Saved data entries
%%

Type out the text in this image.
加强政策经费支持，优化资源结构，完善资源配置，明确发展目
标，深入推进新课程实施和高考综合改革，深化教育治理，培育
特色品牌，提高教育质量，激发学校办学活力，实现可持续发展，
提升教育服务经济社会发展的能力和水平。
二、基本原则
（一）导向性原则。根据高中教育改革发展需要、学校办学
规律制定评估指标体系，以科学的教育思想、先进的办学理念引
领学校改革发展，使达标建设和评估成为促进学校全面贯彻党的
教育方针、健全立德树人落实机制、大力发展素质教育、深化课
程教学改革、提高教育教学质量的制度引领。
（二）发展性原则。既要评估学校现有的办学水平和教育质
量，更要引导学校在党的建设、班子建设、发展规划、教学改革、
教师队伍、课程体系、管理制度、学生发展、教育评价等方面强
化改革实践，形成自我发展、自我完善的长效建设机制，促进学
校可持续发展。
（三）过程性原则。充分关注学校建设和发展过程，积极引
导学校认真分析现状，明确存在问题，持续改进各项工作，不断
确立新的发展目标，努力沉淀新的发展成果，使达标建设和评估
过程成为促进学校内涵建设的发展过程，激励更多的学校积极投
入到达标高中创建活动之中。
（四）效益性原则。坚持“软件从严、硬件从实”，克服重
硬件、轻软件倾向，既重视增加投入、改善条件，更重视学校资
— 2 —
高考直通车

%%

Problem description
Extract the full listing and reproduce each line exactly.

Exercise result
Type out the text in this image.
加强政策经费支持，优化资源结构，完善资源配置，明确发展目
标，深入推进新课程实施和高考综合改革，深化教育治理，培育
特色品牌，提高教育质量，激发学校办学活力，实现可持续发展，
提升教育服务经济社会发展的能力和水平。
二、基本原则
（一）导向性原则。根据高中教育改革发展需要、学校办学
规律制定评估指标体系，以科学的教育思想、先进的办学理念引
领学校改革发展，使达标建设和评估成为促进学校全面贯彻党的
教育方针、健全立德树人落实机制、大力发展素质教育、深化课
程教学改革、提高教育教学质量的制度引领。
（二）发展性原则。既要评估学校现有的办学水平和教育质
量，更要引导学校在党的建设、班子建设、发展规划、教学改革、
教师队伍、课程体系、管理制度、学生发展、教育评价等方面强
化改革实践，形成自我发展、自我完善的长效建设机制，促进学
校可持续发展。
（三）过程性原则。充分关注学校建设和发展过程，积极引
导学校认真分析现状，明确存在问题，持续改进各项工作，不断
确立新的发展目标，努力沉淀新的发展成果，使达标建设和评估
过程成为促进学校内涵建设的发展过程，激励更多的学校积极投
入到达标高中创建活动之中。
（四）效益性原则。坚持“软件从严、硬件从实”，克服重
硬件、轻软件倾向，既重视增加投入、改善条件，更重视学校资
— 2 —
高考直通车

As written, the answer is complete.